> [SELECTED EXCERPT]
################
These techniques are based on recovering the spectral phase from the electrical signal at the interferometer output. The electrical signal delivered by the spectrometer is termed in what follows as channeled spectrum, *i.e.* the electrical version of the optical spectrum read by a camera incorporated within a spectrometer. The channeled spectrum is usually chirped due to: (i) the nonlinear dependence of the pixel position in the camera versus the optical frequency and (ii) the unbalanced dispersion between the arms of the interferometer. Before decoding the modulations in the channeled spectrum via a Fourier transform (FT), the chirping has to be canceled out.

Faultless calibration of the spectrometer is crucial, especially when handling a large number of fringes in the spectrum, where calibration errors are amplified. Hence a calibration precision far superior to the instrument optical resolution is required [12]. Indeed, it was shown that calibration accuracy better than one-tenth of the spacing between two consecutive pixels on the camera is often required to achieve the best possible accuracy in the measured spectral phase.

To decode the channeled spectrum and recover the spectral phase, *SDI* uses methods to resample and organize the data linearly along the optical frequency axis from the knowledge of the measured chirp, and apply FTs to the signal. Such decoding algorithms are based on the phase interpolation [13,14] or on more sophisticated data processing methods based on fractional Fourier transform, non-uniform fast Fourier transform and wavelet-transform analysis [15–17].
################
> [STATED PROBLEM] Print the stretch of the excerpt on spectral phase recovery from "Faultless calibration of" through "measured spectral phase.". Draw only on the excerpt on spectral phase recovery.

> [RECORD EXCERPTS]
################
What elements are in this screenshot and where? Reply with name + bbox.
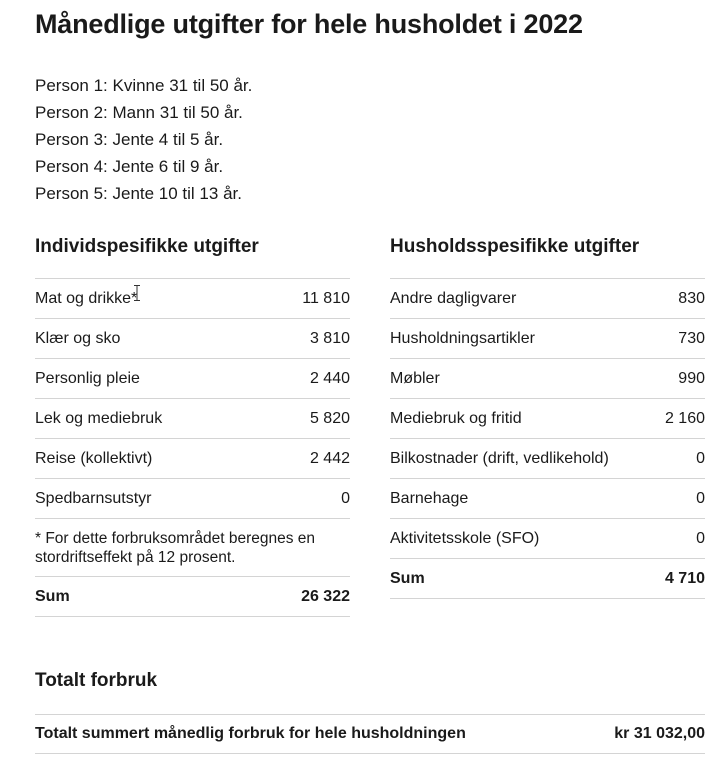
################
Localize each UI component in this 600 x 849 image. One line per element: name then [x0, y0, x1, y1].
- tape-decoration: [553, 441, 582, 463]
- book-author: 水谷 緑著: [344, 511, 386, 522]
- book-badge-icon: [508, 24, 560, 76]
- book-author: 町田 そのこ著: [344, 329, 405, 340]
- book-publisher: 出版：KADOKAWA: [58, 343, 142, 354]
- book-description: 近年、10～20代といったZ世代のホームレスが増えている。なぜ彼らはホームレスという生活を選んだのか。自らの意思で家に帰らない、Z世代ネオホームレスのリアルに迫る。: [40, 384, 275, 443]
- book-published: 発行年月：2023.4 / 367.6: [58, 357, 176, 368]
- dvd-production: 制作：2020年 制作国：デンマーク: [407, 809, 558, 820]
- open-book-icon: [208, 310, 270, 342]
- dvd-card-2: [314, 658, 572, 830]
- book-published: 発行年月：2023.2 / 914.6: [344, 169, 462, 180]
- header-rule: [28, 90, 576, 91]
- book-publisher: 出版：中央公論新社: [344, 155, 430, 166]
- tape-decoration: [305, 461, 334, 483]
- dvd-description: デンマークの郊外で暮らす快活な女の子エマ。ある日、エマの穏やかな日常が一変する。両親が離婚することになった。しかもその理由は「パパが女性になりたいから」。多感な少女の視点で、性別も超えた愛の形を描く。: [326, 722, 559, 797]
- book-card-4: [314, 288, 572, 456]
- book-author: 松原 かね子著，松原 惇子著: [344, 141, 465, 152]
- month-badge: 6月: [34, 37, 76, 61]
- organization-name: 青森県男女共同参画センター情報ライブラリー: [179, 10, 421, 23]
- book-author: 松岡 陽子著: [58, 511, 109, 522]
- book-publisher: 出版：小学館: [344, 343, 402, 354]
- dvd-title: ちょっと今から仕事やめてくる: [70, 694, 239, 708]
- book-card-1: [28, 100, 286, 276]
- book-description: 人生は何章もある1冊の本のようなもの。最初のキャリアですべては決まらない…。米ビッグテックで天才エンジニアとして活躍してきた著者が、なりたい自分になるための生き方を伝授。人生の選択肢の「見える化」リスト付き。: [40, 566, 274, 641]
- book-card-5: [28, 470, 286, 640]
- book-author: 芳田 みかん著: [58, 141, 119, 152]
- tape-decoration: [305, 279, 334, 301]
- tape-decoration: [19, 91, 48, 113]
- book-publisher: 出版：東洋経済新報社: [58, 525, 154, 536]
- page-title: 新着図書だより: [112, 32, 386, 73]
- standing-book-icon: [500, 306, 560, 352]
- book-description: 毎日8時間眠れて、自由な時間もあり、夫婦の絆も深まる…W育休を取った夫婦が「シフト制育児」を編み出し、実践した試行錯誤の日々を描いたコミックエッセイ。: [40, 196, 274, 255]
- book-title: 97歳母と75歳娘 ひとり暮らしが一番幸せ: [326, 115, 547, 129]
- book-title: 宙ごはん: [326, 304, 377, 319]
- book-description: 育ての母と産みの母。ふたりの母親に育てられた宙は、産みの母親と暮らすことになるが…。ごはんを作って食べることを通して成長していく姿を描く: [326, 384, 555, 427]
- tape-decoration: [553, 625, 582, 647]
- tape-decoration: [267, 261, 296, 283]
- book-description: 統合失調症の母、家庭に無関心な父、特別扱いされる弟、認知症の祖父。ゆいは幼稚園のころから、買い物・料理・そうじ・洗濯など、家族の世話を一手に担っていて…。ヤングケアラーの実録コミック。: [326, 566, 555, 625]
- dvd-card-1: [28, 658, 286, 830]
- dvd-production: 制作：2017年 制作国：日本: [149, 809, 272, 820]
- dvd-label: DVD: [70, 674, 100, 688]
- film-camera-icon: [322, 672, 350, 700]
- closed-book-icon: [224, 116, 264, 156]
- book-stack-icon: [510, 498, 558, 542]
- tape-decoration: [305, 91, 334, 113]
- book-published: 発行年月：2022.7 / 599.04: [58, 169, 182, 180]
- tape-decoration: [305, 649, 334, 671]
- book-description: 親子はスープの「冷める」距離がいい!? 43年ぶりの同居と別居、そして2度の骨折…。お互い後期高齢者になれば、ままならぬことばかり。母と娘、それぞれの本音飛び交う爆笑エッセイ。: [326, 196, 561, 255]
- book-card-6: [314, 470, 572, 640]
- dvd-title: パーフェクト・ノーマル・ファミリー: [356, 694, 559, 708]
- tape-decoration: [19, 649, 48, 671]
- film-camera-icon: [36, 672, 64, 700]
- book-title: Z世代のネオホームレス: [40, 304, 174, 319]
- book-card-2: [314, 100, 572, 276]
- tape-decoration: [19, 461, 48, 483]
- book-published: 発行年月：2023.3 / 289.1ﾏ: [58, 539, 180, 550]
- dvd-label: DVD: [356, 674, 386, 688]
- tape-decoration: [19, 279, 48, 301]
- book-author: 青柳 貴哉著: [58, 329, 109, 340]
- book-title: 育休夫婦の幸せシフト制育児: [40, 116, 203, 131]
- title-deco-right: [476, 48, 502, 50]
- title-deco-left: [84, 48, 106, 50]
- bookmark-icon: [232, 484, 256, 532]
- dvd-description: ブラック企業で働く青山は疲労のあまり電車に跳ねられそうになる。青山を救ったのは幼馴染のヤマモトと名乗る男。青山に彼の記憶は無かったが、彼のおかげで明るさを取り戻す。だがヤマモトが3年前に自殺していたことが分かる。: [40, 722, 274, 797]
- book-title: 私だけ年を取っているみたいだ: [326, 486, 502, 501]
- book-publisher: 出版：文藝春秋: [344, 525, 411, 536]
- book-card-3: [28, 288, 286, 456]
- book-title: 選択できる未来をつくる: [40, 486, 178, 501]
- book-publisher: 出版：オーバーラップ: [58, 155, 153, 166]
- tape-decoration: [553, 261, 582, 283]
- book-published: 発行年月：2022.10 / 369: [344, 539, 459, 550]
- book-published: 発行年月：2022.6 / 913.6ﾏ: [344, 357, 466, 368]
################
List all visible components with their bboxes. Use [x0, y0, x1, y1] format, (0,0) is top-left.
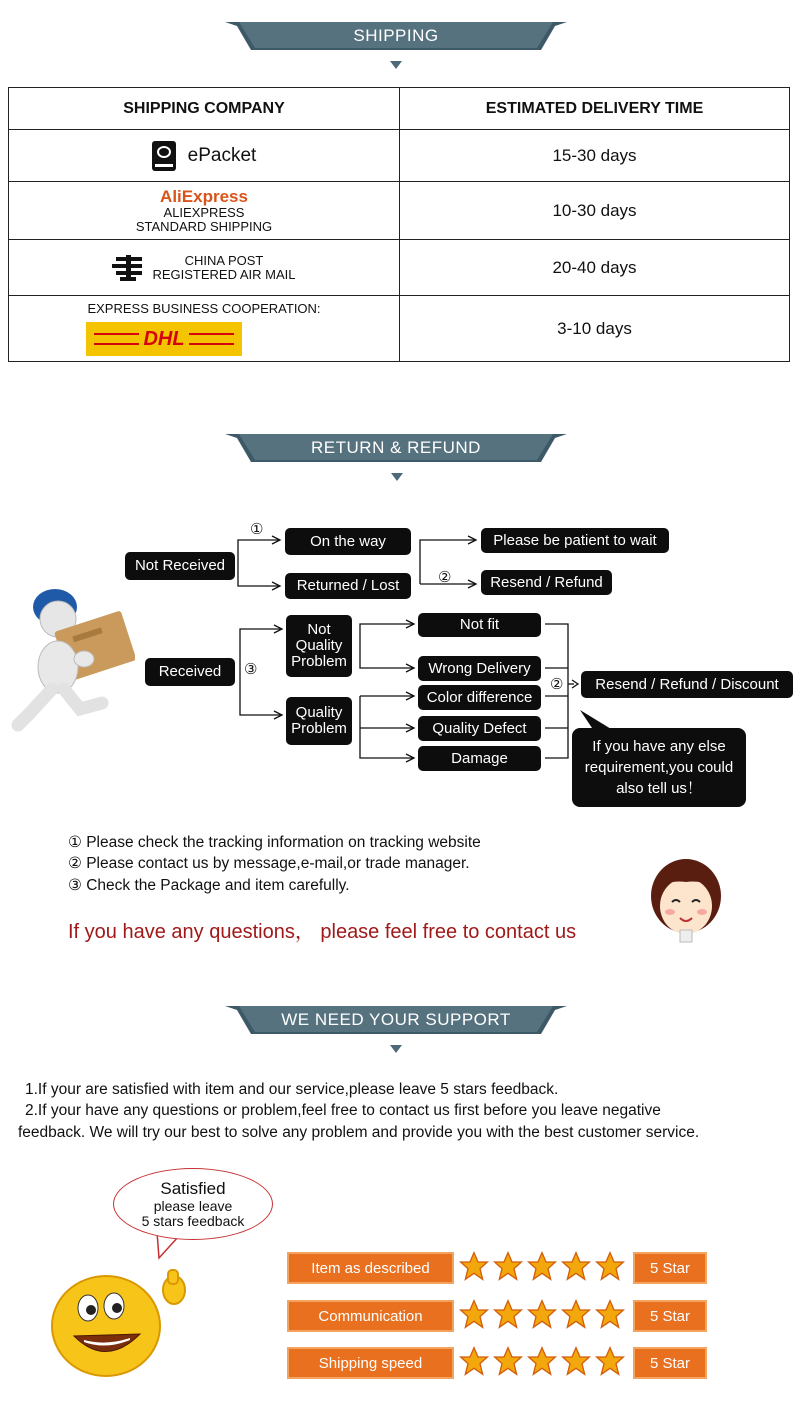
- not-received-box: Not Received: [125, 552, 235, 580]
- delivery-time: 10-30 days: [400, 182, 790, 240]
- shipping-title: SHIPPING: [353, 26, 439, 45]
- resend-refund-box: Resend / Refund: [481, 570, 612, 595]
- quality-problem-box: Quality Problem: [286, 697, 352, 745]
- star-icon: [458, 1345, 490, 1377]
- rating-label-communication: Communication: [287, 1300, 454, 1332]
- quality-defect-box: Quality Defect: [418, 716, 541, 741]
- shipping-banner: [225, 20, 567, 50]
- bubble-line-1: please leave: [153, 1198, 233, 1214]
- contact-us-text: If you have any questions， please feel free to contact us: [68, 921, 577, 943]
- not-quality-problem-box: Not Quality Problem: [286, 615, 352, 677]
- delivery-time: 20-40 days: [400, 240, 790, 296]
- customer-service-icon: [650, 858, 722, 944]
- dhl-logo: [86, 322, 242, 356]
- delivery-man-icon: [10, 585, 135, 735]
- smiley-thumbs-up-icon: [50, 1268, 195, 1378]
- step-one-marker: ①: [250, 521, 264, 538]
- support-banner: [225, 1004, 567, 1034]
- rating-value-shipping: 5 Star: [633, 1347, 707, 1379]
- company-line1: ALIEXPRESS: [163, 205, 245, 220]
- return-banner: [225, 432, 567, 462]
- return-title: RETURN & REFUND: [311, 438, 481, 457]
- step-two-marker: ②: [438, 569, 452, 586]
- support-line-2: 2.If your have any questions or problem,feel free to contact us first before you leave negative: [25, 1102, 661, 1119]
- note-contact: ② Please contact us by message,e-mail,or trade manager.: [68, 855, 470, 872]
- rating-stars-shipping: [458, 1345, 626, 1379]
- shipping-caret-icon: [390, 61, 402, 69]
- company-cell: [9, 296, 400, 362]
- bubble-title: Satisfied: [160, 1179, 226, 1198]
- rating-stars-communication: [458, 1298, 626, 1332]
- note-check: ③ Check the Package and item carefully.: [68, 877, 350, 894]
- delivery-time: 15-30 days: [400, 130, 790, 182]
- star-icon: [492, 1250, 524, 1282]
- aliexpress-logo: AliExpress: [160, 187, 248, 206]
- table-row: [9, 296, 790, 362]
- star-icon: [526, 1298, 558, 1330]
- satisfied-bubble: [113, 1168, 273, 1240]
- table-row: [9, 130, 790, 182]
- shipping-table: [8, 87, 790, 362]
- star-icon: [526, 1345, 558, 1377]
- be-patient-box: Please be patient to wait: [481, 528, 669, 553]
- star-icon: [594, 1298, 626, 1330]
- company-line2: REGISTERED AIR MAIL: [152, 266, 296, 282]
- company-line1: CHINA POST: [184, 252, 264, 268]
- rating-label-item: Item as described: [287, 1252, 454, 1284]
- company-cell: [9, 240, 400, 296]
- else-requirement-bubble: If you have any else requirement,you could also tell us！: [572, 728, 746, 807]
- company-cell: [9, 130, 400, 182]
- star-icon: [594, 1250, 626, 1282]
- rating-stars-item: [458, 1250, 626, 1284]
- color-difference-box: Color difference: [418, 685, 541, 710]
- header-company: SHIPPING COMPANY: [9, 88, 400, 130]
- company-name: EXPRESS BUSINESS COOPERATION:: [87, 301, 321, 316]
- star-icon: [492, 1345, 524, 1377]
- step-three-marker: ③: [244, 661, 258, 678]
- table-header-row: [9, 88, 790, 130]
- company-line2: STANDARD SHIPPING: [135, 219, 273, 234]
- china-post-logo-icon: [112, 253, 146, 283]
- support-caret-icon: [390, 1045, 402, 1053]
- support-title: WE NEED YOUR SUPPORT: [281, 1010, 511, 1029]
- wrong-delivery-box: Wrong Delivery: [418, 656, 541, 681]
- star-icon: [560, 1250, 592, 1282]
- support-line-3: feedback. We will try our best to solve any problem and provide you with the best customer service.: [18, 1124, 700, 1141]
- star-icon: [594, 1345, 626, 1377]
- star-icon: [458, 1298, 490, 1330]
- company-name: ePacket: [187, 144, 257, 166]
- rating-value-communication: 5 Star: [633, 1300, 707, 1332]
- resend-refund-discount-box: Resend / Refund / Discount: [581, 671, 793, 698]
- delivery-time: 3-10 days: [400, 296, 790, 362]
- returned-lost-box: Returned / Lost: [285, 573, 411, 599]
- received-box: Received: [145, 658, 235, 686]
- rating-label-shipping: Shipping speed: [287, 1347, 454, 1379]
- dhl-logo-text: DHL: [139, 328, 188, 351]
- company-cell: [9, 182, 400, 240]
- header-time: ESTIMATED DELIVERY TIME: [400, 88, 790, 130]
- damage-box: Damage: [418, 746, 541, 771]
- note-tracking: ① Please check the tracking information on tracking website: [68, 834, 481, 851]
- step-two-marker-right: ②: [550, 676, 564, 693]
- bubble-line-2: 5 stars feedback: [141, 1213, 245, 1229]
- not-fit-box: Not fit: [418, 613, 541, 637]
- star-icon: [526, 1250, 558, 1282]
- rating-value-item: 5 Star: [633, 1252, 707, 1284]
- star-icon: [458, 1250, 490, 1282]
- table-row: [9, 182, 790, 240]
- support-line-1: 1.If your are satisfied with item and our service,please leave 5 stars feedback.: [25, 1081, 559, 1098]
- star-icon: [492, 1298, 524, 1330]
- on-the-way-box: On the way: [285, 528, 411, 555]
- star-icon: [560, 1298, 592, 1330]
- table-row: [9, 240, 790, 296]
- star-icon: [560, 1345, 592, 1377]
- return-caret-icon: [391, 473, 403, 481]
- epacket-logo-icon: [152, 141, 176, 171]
################
> [WRITTEN ANSWER]
Faultless calibration of the spectrometer is crucial, especially when handling a large number of fringes in the spectrum, where calibration errors are amplified. Hence a calibration precision far superior to the instrument optical resolution is required [12]. Indeed, it was shown that calibration accuracy better than one-tenth of the spacing between two consecutive pixels on the camera is often required to achieve the best possible accuracy in the measured spectral phase.